**YOUR OBJECTIVE**: Pick out every line that holds the string "Turn" and copy it.

**DATA SHOWN**:
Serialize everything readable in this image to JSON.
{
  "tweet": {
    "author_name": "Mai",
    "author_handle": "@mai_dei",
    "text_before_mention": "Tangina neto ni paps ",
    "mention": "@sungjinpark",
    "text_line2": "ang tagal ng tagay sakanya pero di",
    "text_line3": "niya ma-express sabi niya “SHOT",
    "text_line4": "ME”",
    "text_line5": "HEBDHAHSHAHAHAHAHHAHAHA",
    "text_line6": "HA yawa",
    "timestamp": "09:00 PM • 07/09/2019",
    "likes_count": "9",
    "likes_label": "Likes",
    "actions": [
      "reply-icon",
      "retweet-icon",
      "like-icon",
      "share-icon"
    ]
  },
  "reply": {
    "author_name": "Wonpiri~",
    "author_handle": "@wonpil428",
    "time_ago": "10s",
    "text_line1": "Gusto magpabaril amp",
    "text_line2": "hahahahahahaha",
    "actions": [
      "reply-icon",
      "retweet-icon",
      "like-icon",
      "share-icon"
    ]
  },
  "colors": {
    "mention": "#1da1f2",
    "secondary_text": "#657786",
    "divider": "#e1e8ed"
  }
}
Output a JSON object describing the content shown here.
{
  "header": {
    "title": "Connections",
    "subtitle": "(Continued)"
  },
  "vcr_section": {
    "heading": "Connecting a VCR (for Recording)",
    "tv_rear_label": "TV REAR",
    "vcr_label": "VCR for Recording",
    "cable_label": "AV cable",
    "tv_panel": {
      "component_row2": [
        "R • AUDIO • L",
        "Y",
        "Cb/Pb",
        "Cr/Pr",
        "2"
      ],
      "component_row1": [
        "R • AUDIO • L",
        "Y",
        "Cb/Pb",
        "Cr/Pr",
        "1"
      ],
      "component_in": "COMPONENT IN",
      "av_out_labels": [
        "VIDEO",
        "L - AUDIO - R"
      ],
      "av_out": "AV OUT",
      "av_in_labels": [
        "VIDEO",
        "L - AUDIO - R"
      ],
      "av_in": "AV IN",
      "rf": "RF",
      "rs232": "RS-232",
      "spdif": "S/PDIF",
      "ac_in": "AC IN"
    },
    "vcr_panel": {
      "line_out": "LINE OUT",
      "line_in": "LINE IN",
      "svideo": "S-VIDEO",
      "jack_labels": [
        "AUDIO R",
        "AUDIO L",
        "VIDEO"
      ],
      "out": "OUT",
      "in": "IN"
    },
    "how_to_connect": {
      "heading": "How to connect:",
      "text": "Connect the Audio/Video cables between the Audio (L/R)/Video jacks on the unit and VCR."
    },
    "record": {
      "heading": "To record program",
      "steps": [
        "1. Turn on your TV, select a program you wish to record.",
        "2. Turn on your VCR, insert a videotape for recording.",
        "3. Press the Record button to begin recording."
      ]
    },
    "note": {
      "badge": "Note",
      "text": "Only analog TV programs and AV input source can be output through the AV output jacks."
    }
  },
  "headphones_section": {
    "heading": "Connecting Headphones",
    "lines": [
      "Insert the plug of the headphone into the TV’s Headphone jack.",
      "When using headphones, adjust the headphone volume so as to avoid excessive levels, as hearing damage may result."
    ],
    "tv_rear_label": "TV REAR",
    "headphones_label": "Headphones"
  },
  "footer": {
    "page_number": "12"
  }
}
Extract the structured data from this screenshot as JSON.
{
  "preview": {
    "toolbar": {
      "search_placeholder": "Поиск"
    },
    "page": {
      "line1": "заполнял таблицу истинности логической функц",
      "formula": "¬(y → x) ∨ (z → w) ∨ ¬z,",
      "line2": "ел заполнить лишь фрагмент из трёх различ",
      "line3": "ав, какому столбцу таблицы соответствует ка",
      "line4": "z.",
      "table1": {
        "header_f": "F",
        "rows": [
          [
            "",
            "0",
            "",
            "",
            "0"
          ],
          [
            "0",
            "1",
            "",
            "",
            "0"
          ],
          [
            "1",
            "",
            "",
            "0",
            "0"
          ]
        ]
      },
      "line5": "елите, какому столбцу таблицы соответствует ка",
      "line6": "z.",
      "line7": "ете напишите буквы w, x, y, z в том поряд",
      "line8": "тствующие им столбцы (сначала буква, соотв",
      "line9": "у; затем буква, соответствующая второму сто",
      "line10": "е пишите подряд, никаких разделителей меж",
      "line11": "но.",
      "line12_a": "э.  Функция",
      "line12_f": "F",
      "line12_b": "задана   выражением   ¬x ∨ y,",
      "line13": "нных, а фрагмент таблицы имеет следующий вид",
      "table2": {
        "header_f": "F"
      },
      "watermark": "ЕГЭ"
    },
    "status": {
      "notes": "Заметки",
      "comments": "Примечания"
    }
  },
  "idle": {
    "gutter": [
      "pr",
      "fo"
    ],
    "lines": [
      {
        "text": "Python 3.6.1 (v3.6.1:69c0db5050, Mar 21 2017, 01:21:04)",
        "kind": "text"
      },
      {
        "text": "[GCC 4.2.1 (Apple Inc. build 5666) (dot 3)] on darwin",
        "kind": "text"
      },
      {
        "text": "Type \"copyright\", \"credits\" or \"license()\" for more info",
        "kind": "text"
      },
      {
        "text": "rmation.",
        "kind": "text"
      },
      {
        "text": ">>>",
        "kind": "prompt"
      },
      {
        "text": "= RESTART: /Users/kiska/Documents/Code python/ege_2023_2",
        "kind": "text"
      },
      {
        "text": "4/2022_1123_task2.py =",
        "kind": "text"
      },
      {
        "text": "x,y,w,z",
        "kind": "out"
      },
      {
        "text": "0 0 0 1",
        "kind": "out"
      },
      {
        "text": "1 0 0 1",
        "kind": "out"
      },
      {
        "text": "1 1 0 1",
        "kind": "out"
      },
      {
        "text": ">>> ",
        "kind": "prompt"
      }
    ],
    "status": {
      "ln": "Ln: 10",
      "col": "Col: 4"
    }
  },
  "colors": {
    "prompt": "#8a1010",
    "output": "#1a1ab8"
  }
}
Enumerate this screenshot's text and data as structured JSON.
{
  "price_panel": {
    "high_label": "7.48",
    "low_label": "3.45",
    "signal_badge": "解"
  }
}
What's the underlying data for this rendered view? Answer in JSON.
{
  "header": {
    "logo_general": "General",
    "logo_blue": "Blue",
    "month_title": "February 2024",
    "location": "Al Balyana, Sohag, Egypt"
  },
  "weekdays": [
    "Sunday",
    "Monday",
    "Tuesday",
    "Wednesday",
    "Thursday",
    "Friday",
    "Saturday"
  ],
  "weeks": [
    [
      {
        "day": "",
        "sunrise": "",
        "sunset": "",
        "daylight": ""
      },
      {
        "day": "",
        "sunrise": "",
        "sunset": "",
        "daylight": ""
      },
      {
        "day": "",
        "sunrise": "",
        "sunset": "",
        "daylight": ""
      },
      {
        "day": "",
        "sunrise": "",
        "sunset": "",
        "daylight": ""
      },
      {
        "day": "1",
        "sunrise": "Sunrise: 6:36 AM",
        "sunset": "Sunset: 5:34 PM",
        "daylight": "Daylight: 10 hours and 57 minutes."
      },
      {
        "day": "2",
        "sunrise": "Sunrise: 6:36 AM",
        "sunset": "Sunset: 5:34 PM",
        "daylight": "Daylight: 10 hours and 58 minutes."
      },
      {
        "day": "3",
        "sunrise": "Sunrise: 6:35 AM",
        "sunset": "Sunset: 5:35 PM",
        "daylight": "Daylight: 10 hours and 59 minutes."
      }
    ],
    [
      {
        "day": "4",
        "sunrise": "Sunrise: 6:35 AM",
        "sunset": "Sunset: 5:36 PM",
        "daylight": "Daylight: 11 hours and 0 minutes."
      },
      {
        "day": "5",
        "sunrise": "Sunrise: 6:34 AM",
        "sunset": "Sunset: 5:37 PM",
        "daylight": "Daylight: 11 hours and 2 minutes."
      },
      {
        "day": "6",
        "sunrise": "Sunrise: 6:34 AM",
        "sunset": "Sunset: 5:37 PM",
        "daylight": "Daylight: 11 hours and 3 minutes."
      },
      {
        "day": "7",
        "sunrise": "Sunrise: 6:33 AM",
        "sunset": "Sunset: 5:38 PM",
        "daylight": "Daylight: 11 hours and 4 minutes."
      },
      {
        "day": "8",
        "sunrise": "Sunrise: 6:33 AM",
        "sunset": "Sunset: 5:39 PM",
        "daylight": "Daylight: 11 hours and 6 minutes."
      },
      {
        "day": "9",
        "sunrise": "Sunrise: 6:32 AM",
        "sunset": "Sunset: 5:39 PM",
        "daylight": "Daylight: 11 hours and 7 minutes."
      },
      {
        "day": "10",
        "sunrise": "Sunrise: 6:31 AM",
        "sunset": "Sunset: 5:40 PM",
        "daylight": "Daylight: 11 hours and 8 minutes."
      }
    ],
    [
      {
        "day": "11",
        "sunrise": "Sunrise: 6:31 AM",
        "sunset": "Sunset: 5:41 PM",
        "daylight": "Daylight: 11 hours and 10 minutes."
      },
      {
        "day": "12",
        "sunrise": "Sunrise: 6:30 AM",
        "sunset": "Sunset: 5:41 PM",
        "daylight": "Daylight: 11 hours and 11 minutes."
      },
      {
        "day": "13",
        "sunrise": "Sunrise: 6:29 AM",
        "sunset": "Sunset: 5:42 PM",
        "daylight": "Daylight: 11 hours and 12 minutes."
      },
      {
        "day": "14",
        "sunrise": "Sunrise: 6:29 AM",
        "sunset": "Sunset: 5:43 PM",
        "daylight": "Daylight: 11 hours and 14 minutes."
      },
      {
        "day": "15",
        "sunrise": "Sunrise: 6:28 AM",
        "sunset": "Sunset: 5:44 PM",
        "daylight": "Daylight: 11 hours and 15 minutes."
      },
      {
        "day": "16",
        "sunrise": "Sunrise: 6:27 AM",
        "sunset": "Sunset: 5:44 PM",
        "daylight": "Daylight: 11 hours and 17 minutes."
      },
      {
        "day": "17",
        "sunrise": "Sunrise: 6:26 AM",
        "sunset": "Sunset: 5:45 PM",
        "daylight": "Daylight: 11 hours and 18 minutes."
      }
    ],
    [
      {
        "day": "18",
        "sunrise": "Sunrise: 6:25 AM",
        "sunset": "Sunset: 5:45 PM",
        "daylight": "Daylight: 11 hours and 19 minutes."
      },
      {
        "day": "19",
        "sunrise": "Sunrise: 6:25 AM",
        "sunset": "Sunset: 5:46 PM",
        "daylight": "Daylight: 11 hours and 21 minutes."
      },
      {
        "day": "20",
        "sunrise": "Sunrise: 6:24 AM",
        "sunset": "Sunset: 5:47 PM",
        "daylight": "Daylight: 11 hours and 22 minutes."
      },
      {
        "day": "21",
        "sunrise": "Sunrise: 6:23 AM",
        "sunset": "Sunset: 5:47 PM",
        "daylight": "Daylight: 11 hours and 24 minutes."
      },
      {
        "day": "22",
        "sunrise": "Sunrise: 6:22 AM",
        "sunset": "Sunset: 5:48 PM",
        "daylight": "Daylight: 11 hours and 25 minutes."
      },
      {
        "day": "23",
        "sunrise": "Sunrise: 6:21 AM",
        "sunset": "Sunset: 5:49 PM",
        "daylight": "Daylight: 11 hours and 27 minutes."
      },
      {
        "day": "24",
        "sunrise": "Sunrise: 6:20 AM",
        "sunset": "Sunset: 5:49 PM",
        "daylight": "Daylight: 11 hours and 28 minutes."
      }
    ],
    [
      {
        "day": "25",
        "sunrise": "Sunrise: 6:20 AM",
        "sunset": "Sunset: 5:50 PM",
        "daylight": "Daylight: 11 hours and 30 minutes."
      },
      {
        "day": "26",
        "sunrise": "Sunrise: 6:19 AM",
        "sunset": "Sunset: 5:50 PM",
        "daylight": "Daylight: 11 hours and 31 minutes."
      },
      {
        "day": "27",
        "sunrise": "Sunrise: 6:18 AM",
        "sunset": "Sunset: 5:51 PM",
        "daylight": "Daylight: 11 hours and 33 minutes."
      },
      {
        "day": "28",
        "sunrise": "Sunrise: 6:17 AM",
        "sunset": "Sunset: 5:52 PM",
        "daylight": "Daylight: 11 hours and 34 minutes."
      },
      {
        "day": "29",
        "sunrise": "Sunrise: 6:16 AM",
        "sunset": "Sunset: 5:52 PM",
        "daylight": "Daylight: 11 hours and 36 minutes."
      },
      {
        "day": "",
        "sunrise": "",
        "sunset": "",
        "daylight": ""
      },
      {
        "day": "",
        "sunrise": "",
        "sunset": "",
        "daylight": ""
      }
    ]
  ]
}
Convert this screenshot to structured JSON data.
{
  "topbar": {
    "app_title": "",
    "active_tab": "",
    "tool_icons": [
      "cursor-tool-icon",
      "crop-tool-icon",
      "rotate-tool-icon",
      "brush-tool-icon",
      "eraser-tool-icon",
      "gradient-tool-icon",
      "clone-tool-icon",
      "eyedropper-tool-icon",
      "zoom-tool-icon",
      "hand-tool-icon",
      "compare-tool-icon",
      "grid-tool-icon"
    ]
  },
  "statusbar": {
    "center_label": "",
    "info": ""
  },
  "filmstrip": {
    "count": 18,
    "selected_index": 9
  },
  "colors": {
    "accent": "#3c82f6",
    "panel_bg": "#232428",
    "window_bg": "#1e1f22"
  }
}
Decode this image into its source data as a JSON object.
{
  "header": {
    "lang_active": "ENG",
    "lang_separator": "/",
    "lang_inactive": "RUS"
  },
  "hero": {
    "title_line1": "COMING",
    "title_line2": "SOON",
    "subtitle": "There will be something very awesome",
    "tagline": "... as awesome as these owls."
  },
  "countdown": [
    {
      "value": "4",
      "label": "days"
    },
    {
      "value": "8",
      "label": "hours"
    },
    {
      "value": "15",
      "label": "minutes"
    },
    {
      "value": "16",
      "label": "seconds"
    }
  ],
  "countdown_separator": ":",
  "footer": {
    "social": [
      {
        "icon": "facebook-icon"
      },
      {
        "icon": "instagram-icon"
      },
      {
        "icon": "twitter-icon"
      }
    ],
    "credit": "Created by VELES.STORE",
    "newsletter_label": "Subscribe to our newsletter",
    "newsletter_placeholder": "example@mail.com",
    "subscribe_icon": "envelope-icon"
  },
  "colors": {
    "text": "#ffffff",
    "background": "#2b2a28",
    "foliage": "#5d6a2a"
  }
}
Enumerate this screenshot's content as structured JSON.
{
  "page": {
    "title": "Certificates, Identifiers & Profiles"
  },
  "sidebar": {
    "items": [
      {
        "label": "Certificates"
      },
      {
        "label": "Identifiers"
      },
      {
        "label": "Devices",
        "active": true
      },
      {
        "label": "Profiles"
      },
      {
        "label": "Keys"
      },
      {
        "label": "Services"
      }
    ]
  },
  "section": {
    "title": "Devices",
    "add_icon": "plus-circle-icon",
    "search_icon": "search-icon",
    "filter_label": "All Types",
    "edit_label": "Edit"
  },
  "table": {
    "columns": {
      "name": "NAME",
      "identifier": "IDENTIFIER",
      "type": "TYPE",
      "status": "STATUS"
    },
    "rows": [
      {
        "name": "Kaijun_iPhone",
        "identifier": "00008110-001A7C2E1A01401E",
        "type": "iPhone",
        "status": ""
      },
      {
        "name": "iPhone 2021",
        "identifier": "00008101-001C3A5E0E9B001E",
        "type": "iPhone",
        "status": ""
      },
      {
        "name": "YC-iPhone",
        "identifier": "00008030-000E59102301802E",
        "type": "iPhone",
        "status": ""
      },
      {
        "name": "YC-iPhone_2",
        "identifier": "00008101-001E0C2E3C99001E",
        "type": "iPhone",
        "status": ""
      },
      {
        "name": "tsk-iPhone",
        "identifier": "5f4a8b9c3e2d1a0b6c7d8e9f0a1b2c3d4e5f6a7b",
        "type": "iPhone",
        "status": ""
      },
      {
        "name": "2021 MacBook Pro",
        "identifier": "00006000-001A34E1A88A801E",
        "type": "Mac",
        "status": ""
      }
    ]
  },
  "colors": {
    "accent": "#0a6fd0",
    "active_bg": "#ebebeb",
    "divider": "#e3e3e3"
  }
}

**TASK SOLUTION**:
        "1. Turn on your TV, select a program you wish to record.",
        "2. Turn on your VCR, insert a videotape for recording.",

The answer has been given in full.